_Stored rows_.
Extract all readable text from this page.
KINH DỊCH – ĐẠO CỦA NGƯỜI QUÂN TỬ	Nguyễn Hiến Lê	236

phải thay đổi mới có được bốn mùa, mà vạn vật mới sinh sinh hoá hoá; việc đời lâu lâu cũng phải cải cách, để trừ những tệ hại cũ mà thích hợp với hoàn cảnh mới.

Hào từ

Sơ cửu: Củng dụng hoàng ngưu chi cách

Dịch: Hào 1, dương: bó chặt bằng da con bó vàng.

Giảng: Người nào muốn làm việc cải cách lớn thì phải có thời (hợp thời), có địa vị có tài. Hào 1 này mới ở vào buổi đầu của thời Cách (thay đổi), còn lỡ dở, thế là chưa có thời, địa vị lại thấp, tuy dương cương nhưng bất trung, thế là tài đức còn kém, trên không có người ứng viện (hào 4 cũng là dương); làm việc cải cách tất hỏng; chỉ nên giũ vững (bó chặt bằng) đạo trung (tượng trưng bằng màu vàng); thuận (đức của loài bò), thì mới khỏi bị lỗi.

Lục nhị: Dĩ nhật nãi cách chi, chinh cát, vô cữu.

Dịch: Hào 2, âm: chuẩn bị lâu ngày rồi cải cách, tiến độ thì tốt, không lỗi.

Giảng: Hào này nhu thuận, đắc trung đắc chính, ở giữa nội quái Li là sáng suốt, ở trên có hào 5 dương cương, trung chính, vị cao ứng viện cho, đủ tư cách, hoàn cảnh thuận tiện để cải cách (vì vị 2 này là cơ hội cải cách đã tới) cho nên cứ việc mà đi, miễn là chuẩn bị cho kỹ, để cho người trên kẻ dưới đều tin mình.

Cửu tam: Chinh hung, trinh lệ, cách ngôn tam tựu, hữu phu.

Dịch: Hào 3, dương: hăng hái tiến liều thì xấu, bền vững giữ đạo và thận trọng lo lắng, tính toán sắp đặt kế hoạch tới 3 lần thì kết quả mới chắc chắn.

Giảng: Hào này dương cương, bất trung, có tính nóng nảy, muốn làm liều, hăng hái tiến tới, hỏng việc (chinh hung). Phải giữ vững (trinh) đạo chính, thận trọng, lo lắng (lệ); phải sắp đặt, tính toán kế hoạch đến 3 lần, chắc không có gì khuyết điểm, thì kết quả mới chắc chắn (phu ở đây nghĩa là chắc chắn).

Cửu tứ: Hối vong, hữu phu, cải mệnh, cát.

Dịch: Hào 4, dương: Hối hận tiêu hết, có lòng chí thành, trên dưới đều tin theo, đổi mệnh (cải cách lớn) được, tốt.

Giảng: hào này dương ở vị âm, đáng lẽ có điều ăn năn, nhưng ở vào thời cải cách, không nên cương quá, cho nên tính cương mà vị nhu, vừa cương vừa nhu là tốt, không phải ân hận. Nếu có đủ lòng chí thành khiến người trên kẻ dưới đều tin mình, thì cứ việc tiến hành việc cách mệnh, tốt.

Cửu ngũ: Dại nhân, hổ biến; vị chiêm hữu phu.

_Directions for this task_. Exactly reproduce every line of the records.

_Correct result_.
Extract all readable text from this page.
KINH DỊCH – ĐẠO CỦA NGƯỜI QUÂN TỬ	Nguyễn Hiến Lê	236

phải thay đổi mới có được bốn mùa, mà vạn vật mới sinh sinh hoá hoá; việc đời lâu lâu cũng phải cải cách, để trừ những tệ hại cũ mà thích hợp với hoàn cảnh mới.

Hào từ

Sơ cửu: Củng dụng hoàng ngưu chi cách

Dịch: Hào 1, dương: bó chặt bằng da con bó vàng.

Giảng: Người nào muốn làm việc cải cách lớn thì phải có thời (hợp thời), có địa vị có tài. Hào 1 này mới ở vào buổi đầu của thời Cách (thay đổi), còn lỡ dở, thế là chưa có thời, địa vị lại thấp, tuy dương cương nhưng bất trung, thế là tài đức còn kém, trên không có người ứng viện (hào 4 cũng là dương); làm việc cải cách tất hỏng; chỉ nên giũ vững (bó chặt bằng) đạo trung (tượng trưng bằng màu vàng); thuận (đức của loài bò), thì mới khỏi bị lỗi.

Lục nhị: Dĩ nhật nãi cách chi, chinh cát, vô cữu.

Dịch: Hào 2, âm: chuẩn bị lâu ngày rồi cải cách, tiến độ thì tốt, không lỗi.

Giảng: Hào này nhu thuận, đắc trung đắc chính, ở giữa nội quái Li là sáng suốt, ở trên có hào 5 dương cương, trung chính, vị cao ứng viện cho, đủ tư cách, hoàn cảnh thuận tiện để cải cách (vì vị 2 này là cơ hội cải cách đã tới) cho nên cứ việc mà đi, miễn là chuẩn bị cho kỹ, để cho người trên kẻ dưới đều tin mình.

Cửu tam: Chinh hung, trinh lệ, cách ngôn tam tựu, hữu phu.

Dịch: Hào 3, dương: hăng hái tiến liều thì xấu, bền vững giữ đạo và thận trọng lo lắng, tính toán sắp đặt kế hoạch tới 3 lần thì kết quả mới chắc chắn.

Giảng: Hào này dương cương, bất trung, có tính nóng nảy, muốn làm liều, hăng hái tiến tới, hỏng việc (chinh hung). Phải giữ vững (trinh) đạo chính, thận trọng, lo lắng (lệ); phải sắp đặt, tính toán kế hoạch đến 3 lần, chắc không có gì khuyết điểm, thì kết quả mới chắc chắn (phu ở đây nghĩa là chắc chắn).

Cửu tứ: Hối vong, hữu phu, cải mệnh, cát.

Dịch: Hào 4, dương: Hối hận tiêu hết, có lòng chí thành, trên dưới đều tin theo, đổi mệnh (cải cách lớn) được, tốt.

Giảng: hào này dương ở vị âm, đáng lẽ có điều ăn năn, nhưng ở vào thời cải cách, không nên cương quá, cho nên tính cương mà vị nhu, vừa cương vừa nhu là tốt, không phải ân hận. Nếu có đủ lòng chí thành khiến người trên kẻ dưới đều tin mình, thì cứ việc tiến hành việc cách mệnh, tốt.

Cửu ngũ: Dại nhân, hổ biến; vị chiêm hữu phu.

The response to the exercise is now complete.